Only a number is wanted: the count of lines in this listing that contain "School".
_ _ _ _ _
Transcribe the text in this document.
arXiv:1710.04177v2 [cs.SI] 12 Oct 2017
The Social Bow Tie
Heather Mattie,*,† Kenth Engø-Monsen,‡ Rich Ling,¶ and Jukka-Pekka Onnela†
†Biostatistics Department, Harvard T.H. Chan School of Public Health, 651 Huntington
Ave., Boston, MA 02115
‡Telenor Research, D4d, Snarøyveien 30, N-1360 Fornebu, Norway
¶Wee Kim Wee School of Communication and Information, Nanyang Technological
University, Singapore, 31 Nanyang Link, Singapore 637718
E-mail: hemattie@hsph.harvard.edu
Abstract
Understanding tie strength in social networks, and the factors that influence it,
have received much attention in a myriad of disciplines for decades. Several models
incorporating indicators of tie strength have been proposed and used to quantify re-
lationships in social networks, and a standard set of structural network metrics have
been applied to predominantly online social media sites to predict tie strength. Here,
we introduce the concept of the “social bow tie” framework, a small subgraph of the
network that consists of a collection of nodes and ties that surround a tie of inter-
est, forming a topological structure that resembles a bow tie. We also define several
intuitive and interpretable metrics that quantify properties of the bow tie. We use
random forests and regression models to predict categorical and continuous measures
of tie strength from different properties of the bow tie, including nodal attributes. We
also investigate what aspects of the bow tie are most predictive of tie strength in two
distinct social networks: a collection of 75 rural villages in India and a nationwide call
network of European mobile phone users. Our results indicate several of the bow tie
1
_ _ _ _ _
Exercise result:
2